• [INSTRUCTIONS TO FOLLOW]
Read the records and gather each line that includes "type".

• [SUPPLIED ENTRIES]
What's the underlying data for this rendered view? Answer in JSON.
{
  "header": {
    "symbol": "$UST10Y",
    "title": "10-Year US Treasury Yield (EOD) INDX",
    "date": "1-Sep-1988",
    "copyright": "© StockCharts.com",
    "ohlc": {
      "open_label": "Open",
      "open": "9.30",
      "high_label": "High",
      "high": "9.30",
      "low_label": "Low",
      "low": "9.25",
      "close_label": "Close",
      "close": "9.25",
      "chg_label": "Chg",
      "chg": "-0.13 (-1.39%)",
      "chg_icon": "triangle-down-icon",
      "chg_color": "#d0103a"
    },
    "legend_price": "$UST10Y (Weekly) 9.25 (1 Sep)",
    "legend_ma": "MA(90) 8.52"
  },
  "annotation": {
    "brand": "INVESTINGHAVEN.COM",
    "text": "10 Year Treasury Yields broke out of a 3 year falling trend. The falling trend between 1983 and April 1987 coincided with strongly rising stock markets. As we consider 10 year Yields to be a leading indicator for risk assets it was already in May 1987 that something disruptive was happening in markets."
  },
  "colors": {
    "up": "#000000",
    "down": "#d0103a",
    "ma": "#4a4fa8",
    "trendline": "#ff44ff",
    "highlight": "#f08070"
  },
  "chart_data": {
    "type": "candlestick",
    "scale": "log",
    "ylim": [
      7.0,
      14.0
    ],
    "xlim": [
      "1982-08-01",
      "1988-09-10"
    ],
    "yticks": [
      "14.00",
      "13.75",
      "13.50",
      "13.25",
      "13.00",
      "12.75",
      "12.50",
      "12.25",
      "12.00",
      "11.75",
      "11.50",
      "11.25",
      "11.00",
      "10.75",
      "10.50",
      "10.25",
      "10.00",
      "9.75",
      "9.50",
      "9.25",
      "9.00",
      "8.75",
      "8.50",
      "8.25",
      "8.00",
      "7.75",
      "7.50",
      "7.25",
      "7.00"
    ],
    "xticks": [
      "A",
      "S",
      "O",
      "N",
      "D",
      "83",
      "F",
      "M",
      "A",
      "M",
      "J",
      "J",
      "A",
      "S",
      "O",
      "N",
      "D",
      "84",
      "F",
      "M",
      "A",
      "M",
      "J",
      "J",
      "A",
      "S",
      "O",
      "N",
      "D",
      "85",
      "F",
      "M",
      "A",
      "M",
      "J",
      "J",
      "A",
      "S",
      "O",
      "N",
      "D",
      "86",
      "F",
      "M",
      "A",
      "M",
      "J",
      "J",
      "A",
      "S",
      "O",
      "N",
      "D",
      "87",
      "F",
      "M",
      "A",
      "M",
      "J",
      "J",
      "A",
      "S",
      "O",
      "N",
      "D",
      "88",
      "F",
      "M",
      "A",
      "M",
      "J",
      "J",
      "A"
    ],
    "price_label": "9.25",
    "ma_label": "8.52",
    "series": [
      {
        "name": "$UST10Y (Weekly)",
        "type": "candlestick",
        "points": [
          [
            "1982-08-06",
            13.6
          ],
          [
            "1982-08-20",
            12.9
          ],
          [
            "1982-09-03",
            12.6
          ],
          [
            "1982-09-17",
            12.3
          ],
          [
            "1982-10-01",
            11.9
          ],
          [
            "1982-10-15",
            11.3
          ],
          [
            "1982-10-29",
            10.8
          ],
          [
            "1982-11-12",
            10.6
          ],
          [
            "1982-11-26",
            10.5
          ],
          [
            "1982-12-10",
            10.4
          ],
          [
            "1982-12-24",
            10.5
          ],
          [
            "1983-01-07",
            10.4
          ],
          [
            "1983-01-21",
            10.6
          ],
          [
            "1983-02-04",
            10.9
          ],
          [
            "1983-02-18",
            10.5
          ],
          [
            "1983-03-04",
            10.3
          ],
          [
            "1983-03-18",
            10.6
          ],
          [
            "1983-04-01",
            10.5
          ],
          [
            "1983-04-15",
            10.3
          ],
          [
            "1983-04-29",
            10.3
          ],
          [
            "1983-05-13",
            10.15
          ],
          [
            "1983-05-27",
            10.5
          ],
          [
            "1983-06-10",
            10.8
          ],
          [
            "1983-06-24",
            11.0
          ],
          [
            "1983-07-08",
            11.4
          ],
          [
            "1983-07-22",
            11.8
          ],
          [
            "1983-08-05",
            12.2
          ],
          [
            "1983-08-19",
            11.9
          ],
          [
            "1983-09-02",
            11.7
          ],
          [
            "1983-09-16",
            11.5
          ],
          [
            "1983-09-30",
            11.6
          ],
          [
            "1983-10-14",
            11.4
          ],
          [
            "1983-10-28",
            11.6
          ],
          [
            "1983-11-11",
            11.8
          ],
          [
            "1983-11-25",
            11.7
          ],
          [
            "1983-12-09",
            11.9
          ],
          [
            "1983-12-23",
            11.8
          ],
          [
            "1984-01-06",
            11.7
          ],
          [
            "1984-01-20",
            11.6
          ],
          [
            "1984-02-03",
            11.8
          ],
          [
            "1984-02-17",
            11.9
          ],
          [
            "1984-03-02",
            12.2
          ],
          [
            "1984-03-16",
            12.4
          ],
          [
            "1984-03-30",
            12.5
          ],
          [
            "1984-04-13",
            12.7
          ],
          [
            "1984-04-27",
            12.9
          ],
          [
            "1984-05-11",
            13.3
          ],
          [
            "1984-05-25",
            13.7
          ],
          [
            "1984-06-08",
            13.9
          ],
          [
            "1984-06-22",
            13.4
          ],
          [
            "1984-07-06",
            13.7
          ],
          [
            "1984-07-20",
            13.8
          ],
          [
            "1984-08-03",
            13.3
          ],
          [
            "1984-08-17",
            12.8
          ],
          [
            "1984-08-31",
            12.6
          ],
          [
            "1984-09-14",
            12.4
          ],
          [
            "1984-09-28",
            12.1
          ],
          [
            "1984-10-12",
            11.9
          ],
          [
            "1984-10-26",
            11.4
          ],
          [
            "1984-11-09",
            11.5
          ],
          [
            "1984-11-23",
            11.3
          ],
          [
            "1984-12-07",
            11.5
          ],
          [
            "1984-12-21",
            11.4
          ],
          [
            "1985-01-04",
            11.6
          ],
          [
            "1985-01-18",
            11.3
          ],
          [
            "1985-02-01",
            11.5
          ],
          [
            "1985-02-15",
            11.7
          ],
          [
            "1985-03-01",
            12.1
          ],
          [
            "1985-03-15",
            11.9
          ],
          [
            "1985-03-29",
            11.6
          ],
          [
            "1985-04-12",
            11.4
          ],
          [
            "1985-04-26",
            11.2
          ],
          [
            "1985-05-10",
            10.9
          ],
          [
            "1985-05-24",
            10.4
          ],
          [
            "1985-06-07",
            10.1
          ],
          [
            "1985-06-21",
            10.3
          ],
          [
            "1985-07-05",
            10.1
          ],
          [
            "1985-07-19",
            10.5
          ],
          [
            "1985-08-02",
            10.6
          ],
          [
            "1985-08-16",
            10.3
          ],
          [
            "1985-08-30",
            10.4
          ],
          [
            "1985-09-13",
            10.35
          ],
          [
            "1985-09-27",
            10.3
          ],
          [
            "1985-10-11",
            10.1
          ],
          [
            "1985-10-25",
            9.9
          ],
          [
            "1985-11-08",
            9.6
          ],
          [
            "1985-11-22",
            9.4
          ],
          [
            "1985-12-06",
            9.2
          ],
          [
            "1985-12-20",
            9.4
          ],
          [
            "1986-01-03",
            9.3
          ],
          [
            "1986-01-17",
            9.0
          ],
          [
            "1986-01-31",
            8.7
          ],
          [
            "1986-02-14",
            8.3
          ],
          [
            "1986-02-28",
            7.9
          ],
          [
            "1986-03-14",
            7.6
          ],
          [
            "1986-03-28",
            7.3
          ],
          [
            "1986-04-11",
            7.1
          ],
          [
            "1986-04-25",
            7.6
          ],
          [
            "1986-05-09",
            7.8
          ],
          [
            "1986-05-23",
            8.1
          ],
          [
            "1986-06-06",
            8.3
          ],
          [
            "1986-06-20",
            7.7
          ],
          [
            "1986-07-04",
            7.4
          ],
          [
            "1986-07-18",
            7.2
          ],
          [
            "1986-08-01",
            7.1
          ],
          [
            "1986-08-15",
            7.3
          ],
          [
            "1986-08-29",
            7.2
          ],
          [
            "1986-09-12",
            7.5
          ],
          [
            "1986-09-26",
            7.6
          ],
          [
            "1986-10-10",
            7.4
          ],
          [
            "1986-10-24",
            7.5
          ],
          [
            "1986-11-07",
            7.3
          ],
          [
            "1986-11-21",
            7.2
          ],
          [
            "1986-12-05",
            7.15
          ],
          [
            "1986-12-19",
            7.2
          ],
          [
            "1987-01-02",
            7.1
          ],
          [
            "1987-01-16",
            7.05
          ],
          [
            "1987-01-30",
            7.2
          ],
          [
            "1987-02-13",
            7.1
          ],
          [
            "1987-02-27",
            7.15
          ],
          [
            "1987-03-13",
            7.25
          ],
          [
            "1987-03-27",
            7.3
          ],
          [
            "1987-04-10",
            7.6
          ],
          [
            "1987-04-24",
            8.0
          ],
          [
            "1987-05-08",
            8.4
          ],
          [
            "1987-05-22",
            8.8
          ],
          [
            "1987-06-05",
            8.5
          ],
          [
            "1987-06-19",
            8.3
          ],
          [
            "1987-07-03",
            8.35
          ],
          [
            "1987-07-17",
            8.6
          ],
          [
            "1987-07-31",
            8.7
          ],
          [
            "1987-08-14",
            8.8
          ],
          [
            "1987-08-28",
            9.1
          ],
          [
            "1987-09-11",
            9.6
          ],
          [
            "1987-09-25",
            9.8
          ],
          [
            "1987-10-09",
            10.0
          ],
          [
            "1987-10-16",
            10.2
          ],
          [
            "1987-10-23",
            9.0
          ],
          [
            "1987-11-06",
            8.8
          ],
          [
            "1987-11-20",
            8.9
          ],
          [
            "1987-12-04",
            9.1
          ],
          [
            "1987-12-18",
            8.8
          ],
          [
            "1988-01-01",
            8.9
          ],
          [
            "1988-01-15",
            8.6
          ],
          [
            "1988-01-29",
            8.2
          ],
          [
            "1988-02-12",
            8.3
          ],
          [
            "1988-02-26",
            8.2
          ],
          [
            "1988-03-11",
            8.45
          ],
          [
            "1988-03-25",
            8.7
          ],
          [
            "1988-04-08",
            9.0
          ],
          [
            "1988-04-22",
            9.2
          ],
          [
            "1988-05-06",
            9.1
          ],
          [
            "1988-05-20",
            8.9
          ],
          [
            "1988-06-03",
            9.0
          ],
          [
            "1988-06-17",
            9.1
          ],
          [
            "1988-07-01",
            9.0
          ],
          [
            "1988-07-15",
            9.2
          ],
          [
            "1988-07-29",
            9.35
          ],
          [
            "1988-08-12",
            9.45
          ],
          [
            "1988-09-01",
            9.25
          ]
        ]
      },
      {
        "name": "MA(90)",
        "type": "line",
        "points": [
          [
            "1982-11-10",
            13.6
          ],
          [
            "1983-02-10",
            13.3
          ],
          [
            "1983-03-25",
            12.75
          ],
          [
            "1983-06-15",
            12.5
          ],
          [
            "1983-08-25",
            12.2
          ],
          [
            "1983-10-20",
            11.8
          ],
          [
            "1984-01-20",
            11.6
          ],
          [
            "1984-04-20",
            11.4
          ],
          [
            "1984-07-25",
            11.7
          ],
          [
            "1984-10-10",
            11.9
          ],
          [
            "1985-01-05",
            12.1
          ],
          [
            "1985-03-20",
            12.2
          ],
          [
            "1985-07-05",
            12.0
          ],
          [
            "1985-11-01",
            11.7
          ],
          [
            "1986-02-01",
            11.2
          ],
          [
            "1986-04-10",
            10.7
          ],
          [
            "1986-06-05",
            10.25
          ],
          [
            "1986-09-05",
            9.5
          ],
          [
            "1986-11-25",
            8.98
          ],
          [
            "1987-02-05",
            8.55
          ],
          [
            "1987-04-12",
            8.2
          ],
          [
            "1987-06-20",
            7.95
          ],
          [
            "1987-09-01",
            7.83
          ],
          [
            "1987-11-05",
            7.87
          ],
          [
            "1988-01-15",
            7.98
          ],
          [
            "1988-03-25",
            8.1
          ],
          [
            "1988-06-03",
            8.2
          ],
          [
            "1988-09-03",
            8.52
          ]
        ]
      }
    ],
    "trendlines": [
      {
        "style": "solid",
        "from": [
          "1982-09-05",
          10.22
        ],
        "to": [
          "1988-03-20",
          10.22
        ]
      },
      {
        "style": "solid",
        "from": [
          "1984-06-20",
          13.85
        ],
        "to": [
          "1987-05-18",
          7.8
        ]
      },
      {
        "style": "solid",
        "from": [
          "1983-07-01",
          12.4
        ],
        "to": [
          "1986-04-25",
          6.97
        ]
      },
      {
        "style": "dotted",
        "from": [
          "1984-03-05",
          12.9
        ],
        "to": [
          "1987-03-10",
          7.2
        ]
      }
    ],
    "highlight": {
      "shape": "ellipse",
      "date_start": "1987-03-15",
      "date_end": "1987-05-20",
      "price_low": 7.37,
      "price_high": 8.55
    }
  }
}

• [SOLUTION TO THIS PROBLEM]
    "type": "candlestick",
        "type": "candlestick",
        "type": "line",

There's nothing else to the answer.